■ **EXERCISE**:
Reproduce the listing verbatim.

══ GIVEN DATA ══

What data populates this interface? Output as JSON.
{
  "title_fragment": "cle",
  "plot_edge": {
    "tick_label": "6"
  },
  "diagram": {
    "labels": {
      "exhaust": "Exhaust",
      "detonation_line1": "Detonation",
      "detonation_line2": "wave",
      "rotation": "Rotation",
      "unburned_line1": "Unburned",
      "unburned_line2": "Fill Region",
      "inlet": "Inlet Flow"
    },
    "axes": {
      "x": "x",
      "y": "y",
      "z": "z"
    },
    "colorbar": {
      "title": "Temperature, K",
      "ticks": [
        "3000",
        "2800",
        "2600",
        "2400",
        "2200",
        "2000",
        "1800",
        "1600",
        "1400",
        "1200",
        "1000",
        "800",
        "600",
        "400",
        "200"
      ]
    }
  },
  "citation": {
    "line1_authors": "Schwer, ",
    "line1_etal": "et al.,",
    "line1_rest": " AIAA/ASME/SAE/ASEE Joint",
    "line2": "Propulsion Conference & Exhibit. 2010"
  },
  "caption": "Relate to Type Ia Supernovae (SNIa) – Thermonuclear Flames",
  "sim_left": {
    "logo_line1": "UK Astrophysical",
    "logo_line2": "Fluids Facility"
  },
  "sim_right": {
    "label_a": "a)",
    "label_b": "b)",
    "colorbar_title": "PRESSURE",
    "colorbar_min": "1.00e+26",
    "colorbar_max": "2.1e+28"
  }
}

═══

■ **RESULT OF THE EXERCISE**:
What data populates this interface? Output as JSON.
{
  "title_fragment": "cle",
  "plot_edge": {
    "tick_label": "6"
  },
  "diagram": {
    "labels": {
      "exhaust": "Exhaust",
      "detonation_line1": "Detonation",
      "detonation_line2": "wave",
      "rotation": "Rotation",
      "unburned_line1": "Unburned",
      "unburned_line2": "Fill Region",
      "inlet": "Inlet Flow"
    },
    "axes": {
      "x": "x",
      "y": "y",
      "z": "z"
    },
    "colorbar": {
      "title": "Temperature, K",
      "ticks": [
        "3000",
        "2800",
        "2600",
        "2400",
        "2200",
        "2000",
        "1800",
        "1600",
        "1400",
        "1200",
        "1000",
        "800",
        "600",
        "400",
        "200"
      ]
    }
  },
  "citation": {
    "line1_authors": "Schwer, ",
    "line1_etal": "et al.,",
    "line1_rest": " AIAA/ASME/SAE/ASEE Joint",
    "line2": "Propulsion Conference & Exhibit. 2010"
  },
  "caption": "Relate to Type Ia Supernovae (SNIa) – Thermonuclear Flames",
  "sim_left": {
    "logo_line1": "UK Astrophysical",
    "logo_line2": "Fluids Facility"
  },
  "sim_right": {
    "label_a": "a)",
    "label_b": "b)",
    "colorbar_title": "PRESSURE",
    "colorbar_min": "1.00e+26",
    "colorbar_max": "2.1e+28"
  }
}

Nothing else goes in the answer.